= What you need to do =
Reproduce the records below exactly as they appear, omitting any pictures they contain.

= Data =
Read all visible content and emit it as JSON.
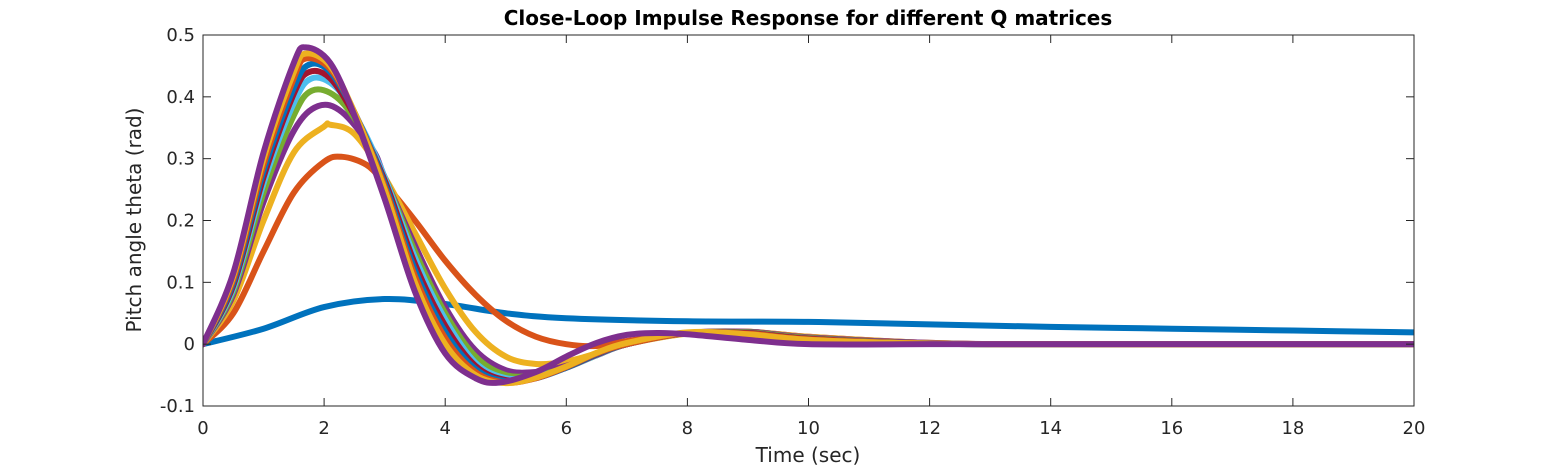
{
  "chart_data": {
    "type": "line",
    "title": "Close-Loop Impulse Response for different Q matrices",
    "xlabel": "Time (sec)",
    "ylabel": "Pitch angle theta (rad)",
    "xlim": [
      0,
      20
    ],
    "ylim": [
      -0.1,
      0.5
    ],
    "xticks": [
      0,
      2,
      4,
      6,
      8,
      10,
      12,
      14,
      16,
      18,
      20
    ],
    "yticks": [
      -0.1,
      0,
      0.1,
      0.2,
      0.3,
      0.4,
      0.5
    ],
    "xtick_labels": [
      "0",
      "2",
      "4",
      "6",
      "8",
      "10",
      "12",
      "14",
      "16",
      "18",
      "20"
    ],
    "ytick_labels": [
      "-0.1",
      "0",
      "0.1",
      "0.2",
      "0.3",
      "0.4",
      "0.5"
    ],
    "grid": false,
    "legend": false,
    "series": [
      {
        "color": "#0072BD",
        "x": [
          0,
          1,
          2,
          3,
          4,
          5,
          6,
          8,
          10,
          12,
          14,
          16,
          18,
          20
        ],
        "y": [
          0,
          0.025,
          0.06,
          0.073,
          0.065,
          0.05,
          0.042,
          0.037,
          0.036,
          0.032,
          0.028,
          0.025,
          0.022,
          0.019
        ]
      },
      {
        "color": "#D95319",
        "x": [
          0,
          0.5,
          1,
          1.5,
          2,
          2.3,
          2.7,
          3,
          3.5,
          4,
          4.5,
          5,
          5.5,
          6,
          6.5,
          7,
          8,
          9,
          10,
          12,
          14,
          20
        ],
        "y": [
          0,
          0.05,
          0.15,
          0.245,
          0.295,
          0.303,
          0.29,
          0.26,
          0.2,
          0.135,
          0.08,
          0.038,
          0.012,
          0,
          -0.003,
          0.005,
          0.018,
          0.02,
          0.012,
          0.002,
          0,
          0
        ]
      },
      {
        "color": "#EDB120",
        "x": [
          0,
          0.5,
          1,
          1.5,
          2,
          2.1,
          2.5,
          3,
          3.5,
          4,
          4.5,
          5,
          5.5,
          6,
          6.5,
          7,
          8,
          9,
          10,
          12,
          14,
          20
        ],
        "y": [
          0,
          0.07,
          0.2,
          0.31,
          0.352,
          0.355,
          0.34,
          0.27,
          0.18,
          0.09,
          0.02,
          -0.02,
          -0.032,
          -0.028,
          -0.015,
          0,
          0.017,
          0.02,
          0.012,
          0.002,
          0,
          0
        ]
      },
      {
        "color": "#7E2F8E",
        "x": [
          0,
          0.5,
          1,
          1.5,
          1.9,
          2.3,
          2.8,
          3,
          3.5,
          4,
          4.5,
          5,
          5.5,
          6,
          6.5,
          7,
          8,
          9,
          10,
          12,
          14,
          20
        ],
        "y": [
          0,
          0.08,
          0.23,
          0.345,
          0.385,
          0.375,
          0.315,
          0.27,
          0.16,
          0.06,
          -0.01,
          -0.042,
          -0.045,
          -0.035,
          -0.018,
          0,
          0.018,
          0.02,
          0.011,
          0.002,
          0,
          0
        ]
      },
      {
        "color": "#77AC30",
        "x": [
          0,
          0.5,
          1,
          1.5,
          1.8,
          2.2,
          2.6,
          3,
          3.5,
          4,
          4.5,
          5,
          5.5,
          6,
          6.5,
          7,
          8,
          9,
          10,
          12,
          14,
          20
        ],
        "y": [
          0,
          0.085,
          0.245,
          0.37,
          0.41,
          0.4,
          0.35,
          0.27,
          0.15,
          0.05,
          -0.02,
          -0.05,
          -0.05,
          -0.038,
          -0.018,
          0,
          0.018,
          0.019,
          0.01,
          0.001,
          0,
          0
        ]
      },
      {
        "color": "#4DBEEE",
        "x": [
          0,
          0.5,
          1,
          1.5,
          1.8,
          2.2,
          2.6,
          3,
          3.5,
          4,
          4.5,
          5,
          5.5,
          6,
          6.5,
          7,
          8,
          9,
          10,
          12,
          14,
          20
        ],
        "y": [
          0,
          0.09,
          0.26,
          0.39,
          0.43,
          0.415,
          0.355,
          0.27,
          0.14,
          0.04,
          -0.03,
          -0.055,
          -0.052,
          -0.038,
          -0.018,
          0,
          0.018,
          0.018,
          0.009,
          0.001,
          0,
          0
        ]
      },
      {
        "color": "#A2142F",
        "x": [
          0,
          0.5,
          1,
          1.5,
          1.75,
          2.1,
          2.5,
          3,
          3.5,
          4,
          4.5,
          5,
          5.5,
          6,
          6.5,
          7,
          8,
          9,
          10,
          12,
          14,
          20
        ],
        "y": [
          0,
          0.095,
          0.27,
          0.405,
          0.44,
          0.43,
          0.37,
          0.265,
          0.13,
          0.03,
          -0.035,
          -0.058,
          -0.054,
          -0.038,
          -0.017,
          0,
          0.018,
          0.018,
          0.009,
          0.001,
          0,
          0
        ]
      },
      {
        "color": "#0072BD",
        "x": [
          0,
          0.5,
          1,
          1.5,
          1.75,
          2.1,
          2.5,
          3,
          3.5,
          4,
          4.5,
          5,
          5.5,
          6,
          6.5,
          7,
          8,
          9,
          10,
          12,
          14,
          20
        ],
        "y": [
          0,
          0.1,
          0.28,
          0.415,
          0.452,
          0.44,
          0.375,
          0.26,
          0.12,
          0.02,
          -0.04,
          -0.06,
          -0.055,
          -0.038,
          -0.016,
          0,
          0.018,
          0.017,
          0.008,
          0.001,
          0,
          0
        ]
      },
      {
        "color": "#D95319",
        "x": [
          0,
          0.5,
          1,
          1.5,
          1.7,
          2.1,
          2.5,
          3,
          3.5,
          4,
          4.5,
          5,
          5.5,
          6,
          6.5,
          7,
          8,
          9,
          10,
          12,
          14,
          20
        ],
        "y": [
          0,
          0.105,
          0.29,
          0.43,
          0.462,
          0.445,
          0.375,
          0.255,
          0.11,
          0.01,
          -0.045,
          -0.062,
          -0.055,
          -0.037,
          -0.015,
          0,
          0.018,
          0.017,
          0.008,
          0.001,
          0,
          0
        ]
      },
      {
        "color": "#EDB120",
        "x": [
          0,
          0.5,
          1,
          1.5,
          1.7,
          2.1,
          2.5,
          3,
          3.5,
          4,
          4.5,
          5,
          5.5,
          6,
          6.5,
          7,
          8,
          9,
          10,
          12,
          14,
          20
        ],
        "y": [
          0,
          0.11,
          0.3,
          0.44,
          0.47,
          0.45,
          0.375,
          0.25,
          0.1,
          0,
          -0.05,
          -0.063,
          -0.054,
          -0.036,
          -0.014,
          0.002,
          0.019,
          0.016,
          0.007,
          0.001,
          0,
          0
        ]
      },
      {
        "color": "#7E2F8E",
        "x": [
          0,
          0.5,
          1,
          1.5,
          1.7,
          2.1,
          2.5,
          3,
          3.5,
          4,
          4.5,
          4.9,
          5.5,
          6,
          6.5,
          7,
          7.5,
          8,
          9,
          10,
          12,
          14,
          20
        ],
        "y": [
          0,
          0.115,
          0.31,
          0.455,
          0.48,
          0.455,
          0.37,
          0.235,
          0.085,
          -0.015,
          -0.055,
          -0.062,
          -0.045,
          -0.02,
          0.002,
          0.015,
          0.018,
          0.016,
          0.007,
          0,
          0,
          0,
          0
        ]
      }
    ]
  }
}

= Response =
Read all visible content and emit it as JSON.
{
  "chart_data": {
    "type": "line",
    "title": "Close-Loop Impulse Response for different Q matrices",
    "xlabel": "Time (sec)",
    "ylabel": "Pitch angle theta (rad)",
    "xlim": [
      0,
      20
    ],
    "ylim": [
      -0.1,
      0.5
    ],
    "xticks": [
      0,
      2,
      4,
      6,
      8,
      10,
      12,
      14,
      16,
      18,
      20
    ],
    "yticks": [
      -0.1,
      0,
      0.1,
      0.2,
      0.3,
      0.4,
      0.5
    ],
    "xtick_labels": [
      "0",
      "2",
      "4",
      "6",
      "8",
      "10",
      "12",
      "14",
      "16",
      "18",
      "20"
    ],
    "ytick_labels": [
      "-0.1",
      "0",
      "0.1",
      "0.2",
      "0.3",
      "0.4",
      "0.5"
    ],
    "grid": false,
    "legend": false,
    "series": [
      {
        "color": "#0072BD",
        "x": [
          0,
          1,
          2,
          3,
          4,
          5,
          6,
          8,
          10,
          12,
          14,
          16,
          18,
          20
        ],
        "y": [
          0,
          0.025,
          0.06,
          0.073,
          0.065,
          0.05,
          0.042,
          0.037,
          0.036,
          0.032,
          0.028,
          0.025,
          0.022,
          0.019
        ]
      },
      {
        "color": "#D95319",
        "x": [
          0,
          0.5,
          1,
          1.5,
          2,
          2.3,
          2.7,
          3,
          3.5,
          4,
          4.5,
          5,
          5.5,
          6,
          6.5,
          7,
          8,
          9,
          10,
          12,
          14,
          20
        ],
        "y": [
          0,
          0.05,
          0.15,
          0.245,
          0.295,
          0.303,
          0.29,
          0.26,
          0.2,
          0.135,
          0.08,
          0.038,
          0.012,
          0,
          -0.003,
          0.005,
          0.018,
          0.02,
          0.012,
          0.002,
          0,
          0
        ]
      },
      {
        "color": "#EDB120",
        "x": [
          0,
          0.5,
          1,
          1.5,
          2,
          2.1,
          2.5,
          3,
          3.5,
          4,
          4.5,
          5,
          5.5,
          6,
          6.5,
          7,
          8,
          9,
          10,
          12,
          14,
          20
        ],
        "y": [
          0,
          0.07,
          0.2,
          0.31,
          0.352,
          0.355,
          0.34,
          0.27,
          0.18,
          0.09,
          0.02,
          -0.02,
          -0.032,
          -0.028,
          -0.015,
          0,
          0.017,
          0.02,
          0.012,
          0.002,
          0,
          0
        ]
      },
      {
        "color": "#7E2F8E",
        "x": [
          0,
          0.5,
          1,
          1.5,
          1.9,
          2.3,
          2.8,
          3,
          3.5,
          4,
          4.5,
          5,
          5.5,
          6,
          6.5,
          7,
          8,
          9,
          10,
          12,
          14,
          20
        ],
        "y": [
          0,
          0.08,
          0.23,
          0.345,
          0.385,
          0.375,
          0.315,
          0.27,
          0.16,
          0.06,
          -0.01,
          -0.042,
          -0.045,
          -0.035,
          -0.018,
          0,
          0.018,
          0.02,
          0.011,
          0.002,
          0,
          0
        ]
      },
      {
        "color": "#77AC30",
        "x": [
          0,
          0.5,
          1,
          1.5,
          1.8,
          2.2,
          2.6,
          3,
          3.5,
          4,
          4.5,
          5,
          5.5,
          6,
          6.5,
          7,
          8,
          9,
          10,
          12,
          14,
          20
        ],
        "y": [
          0,
          0.085,
          0.245,
          0.37,
          0.41,
          0.4,
          0.35,
          0.27,
          0.15,
          0.05,
          -0.02,
          -0.05,
          -0.05,
          -0.038,
          -0.018,
          0,
          0.018,
          0.019,
          0.01,
          0.001,
          0,
          0
        ]
      },
      {
        "color": "#4DBEEE",
        "x": [
          0,
          0.5,
          1,
          1.5,
          1.8,
          2.2,
          2.6,
          3,
          3.5,
          4,
          4.5,
          5,
          5.5,
          6,
          6.5,
          7,
          8,
          9,
          10,
          12,
          14,
          20
        ],
        "y": [
          0,
          0.09,
          0.26,
          0.39,
          0.43,
          0.415,
          0.355,
          0.27,
          0.14,
          0.04,
          -0.03,
          -0.055,
          -0.052,
          -0.038,
          -0.018,
          0,
          0.018,
          0.018,
          0.009,
          0.001,
          0,
          0
        ]
      },
      {
        "color": "#A2142F",
        "x": [
          0,
          0.5,
          1,
          1.5,
          1.75,
          2.1,
          2.5,
          3,
          3.5,
          4,
          4.5,
          5,
          5.5,
          6,
          6.5,
          7,
          8,
          9,
          10,
          12,
          14,
          20
        ],
        "y": [
          0,
          0.095,
          0.27,
          0.405,
          0.44,
          0.43,
          0.37,
          0.265,
          0.13,
          0.03,
          -0.035,
          -0.058,
          -0.054,
          -0.038,
          -0.017,
          0,
          0.018,
          0.018,
          0.009,
          0.001,
          0,
          0
        ]
      },
      {
        "color": "#0072BD",
        "x": [
          0,
          0.5,
          1,
          1.5,
          1.75,
          2.1,
          2.5,
          3,
          3.5,
          4,
          4.5,
          5,
          5.5,
          6,
          6.5,
          7,
          8,
          9,
          10,
          12,
          14,
          20
        ],
        "y": [
          0,
          0.1,
          0.28,
          0.415,
          0.452,
          0.44,
          0.375,
          0.26,
          0.12,
          0.02,
          -0.04,
          -0.06,
          -0.055,
          -0.038,
          -0.016,
          0,
          0.018,
          0.017,
          0.008,
          0.001,
          0,
          0
        ]
      },
      {
        "color": "#D95319",
        "x": [
          0,
          0.5,
          1,
          1.5,
          1.7,
          2.1,
          2.5,
          3,
          3.5,
          4,
          4.5,
          5,
          5.5,
          6,
          6.5,
          7,
          8,
          9,
          10,
          12,
          14,
          20
        ],
        "y": [
          0,
          0.105,
          0.29,
          0.43,
          0.462,
          0.445,
          0.375,
          0.255,
          0.11,
          0.01,
          -0.045,
          -0.062,
          -0.055,
          -0.037,
          -0.015,
          0,
          0.018,
          0.017,
          0.008,
          0.001,
          0,
          0
        ]
      },
      {
        "color": "#EDB120",
        "x": [
          0,
          0.5,
          1,
          1.5,
          1.7,
          2.1,
          2.5,
          3,
          3.5,
          4,
          4.5,
          5,
          5.5,
          6,
          6.5,
          7,
          8,
          9,
          10,
          12,
          14,
          20
        ],
        "y": [
          0,
          0.11,
          0.3,
          0.44,
          0.47,
          0.45,
          0.375,
          0.25,
          0.1,
          0,
          -0.05,
          -0.063,
          -0.054,
          -0.036,
          -0.014,
          0.002,
          0.019,
          0.016,
          0.007,
          0.001,
          0,
          0
        ]
      },
      {
        "color": "#7E2F8E",
        "x": [
          0,
          0.5,
          1,
          1.5,
          1.7,
          2.1,
          2.5,
          3,
          3.5,
          4,
          4.5,
          4.9,
          5.5,
          6,
          6.5,
          7,
          7.5,
          8,
          9,
          10,
          12,
          14,
          20
        ],
        "y": [
          0,
          0.115,
          0.31,
          0.455,
          0.48,
          0.455,
          0.37,
          0.235,
          0.085,
          -0.015,
          -0.055,
          -0.062,
          -0.045,
          -0.02,
          0.002,
          0.015,
          0.018,
          0.016,
          0.007,
          0,
          0,
          0,
          0
        ]
      }
    ]
  }
}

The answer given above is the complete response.